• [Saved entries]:
## BEGIN

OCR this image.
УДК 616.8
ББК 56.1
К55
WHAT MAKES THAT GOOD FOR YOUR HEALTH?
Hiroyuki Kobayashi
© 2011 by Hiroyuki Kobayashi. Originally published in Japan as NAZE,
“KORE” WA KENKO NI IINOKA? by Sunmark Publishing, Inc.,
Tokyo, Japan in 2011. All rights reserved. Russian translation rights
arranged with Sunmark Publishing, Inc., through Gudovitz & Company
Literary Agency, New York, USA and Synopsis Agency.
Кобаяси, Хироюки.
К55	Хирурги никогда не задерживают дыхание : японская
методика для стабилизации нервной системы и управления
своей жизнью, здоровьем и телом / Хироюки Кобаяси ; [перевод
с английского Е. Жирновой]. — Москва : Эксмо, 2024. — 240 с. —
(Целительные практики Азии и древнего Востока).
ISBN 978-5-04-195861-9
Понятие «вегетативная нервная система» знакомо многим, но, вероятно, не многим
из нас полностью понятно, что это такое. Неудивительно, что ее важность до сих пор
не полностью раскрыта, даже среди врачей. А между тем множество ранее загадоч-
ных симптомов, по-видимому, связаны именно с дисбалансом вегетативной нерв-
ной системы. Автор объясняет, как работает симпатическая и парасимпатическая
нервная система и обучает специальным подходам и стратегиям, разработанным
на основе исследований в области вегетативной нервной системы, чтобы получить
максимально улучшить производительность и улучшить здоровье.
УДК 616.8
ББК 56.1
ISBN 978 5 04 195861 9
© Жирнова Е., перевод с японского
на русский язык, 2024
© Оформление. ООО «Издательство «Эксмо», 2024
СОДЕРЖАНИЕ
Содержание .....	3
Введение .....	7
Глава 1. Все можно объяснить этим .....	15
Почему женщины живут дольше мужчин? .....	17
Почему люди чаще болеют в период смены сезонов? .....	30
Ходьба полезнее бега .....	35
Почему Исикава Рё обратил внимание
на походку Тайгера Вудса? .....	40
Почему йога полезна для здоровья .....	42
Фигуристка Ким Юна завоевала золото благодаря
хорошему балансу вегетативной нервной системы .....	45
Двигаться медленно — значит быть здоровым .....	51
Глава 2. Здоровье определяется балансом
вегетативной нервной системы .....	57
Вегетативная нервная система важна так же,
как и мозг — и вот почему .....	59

## END
## BEGIN

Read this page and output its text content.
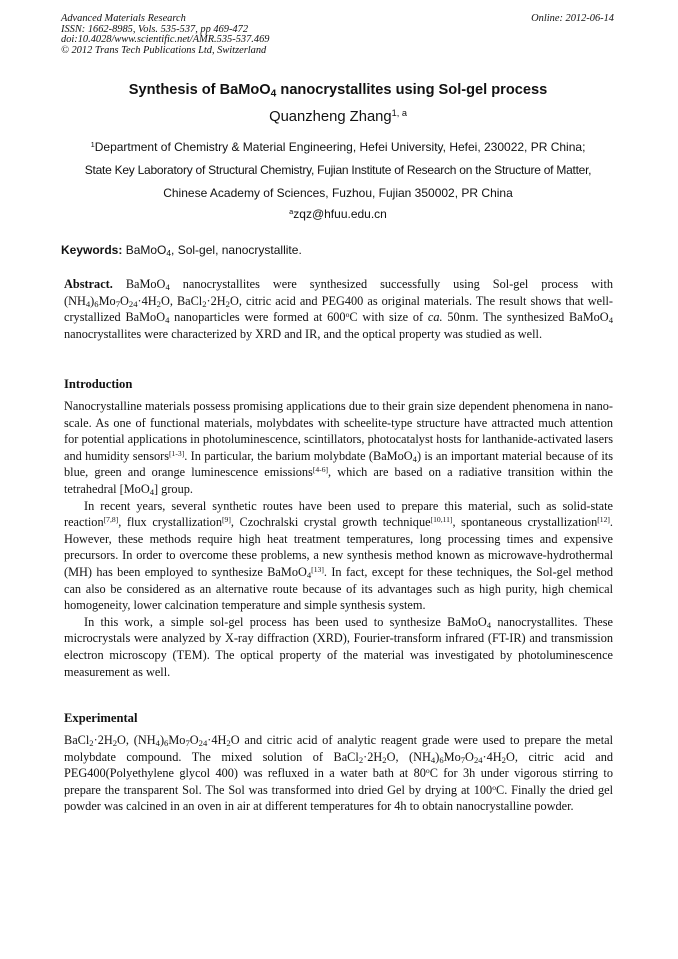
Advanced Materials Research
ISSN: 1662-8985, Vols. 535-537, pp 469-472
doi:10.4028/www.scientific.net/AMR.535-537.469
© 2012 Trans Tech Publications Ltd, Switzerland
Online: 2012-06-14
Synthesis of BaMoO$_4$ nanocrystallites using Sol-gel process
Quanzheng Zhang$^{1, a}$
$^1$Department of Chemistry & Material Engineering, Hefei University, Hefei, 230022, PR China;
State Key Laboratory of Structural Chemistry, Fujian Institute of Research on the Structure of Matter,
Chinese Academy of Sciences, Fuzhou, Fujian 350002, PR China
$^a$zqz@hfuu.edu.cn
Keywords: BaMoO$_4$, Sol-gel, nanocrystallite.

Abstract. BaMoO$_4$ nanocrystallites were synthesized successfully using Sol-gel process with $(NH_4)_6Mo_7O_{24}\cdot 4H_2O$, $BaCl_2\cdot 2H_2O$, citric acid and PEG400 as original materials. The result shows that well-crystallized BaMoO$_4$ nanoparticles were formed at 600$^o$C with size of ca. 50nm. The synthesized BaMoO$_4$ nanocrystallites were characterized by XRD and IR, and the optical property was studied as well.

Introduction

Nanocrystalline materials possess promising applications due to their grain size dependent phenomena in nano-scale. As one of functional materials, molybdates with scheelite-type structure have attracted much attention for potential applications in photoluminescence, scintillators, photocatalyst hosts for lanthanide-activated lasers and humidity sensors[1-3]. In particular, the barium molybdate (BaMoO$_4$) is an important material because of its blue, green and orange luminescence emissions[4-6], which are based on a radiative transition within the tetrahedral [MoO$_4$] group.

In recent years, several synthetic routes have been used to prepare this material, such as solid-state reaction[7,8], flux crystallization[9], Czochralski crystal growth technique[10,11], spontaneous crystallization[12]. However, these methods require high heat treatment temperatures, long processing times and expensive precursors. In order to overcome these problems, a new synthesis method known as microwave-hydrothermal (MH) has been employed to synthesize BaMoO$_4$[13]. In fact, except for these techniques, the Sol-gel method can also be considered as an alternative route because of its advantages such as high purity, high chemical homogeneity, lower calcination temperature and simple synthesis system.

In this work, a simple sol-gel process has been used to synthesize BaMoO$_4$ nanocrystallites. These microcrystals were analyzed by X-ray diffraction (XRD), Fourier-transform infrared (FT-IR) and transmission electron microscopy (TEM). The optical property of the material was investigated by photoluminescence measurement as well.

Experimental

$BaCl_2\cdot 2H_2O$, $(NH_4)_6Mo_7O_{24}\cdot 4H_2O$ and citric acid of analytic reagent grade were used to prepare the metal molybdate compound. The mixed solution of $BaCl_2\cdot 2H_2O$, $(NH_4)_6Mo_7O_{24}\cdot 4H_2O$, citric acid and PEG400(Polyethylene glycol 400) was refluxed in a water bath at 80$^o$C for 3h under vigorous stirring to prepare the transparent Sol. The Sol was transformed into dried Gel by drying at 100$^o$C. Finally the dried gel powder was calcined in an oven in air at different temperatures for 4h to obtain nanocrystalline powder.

## END

• [REQUEST]:
Using the listing above, list every line in which the string "Hiroyuki" occurs.

• [FINAL ANSWER]:
Hiroyuki Kobayashi
© 2011 by Hiroyuki Kobayashi. Originally published in Japan as NAZE,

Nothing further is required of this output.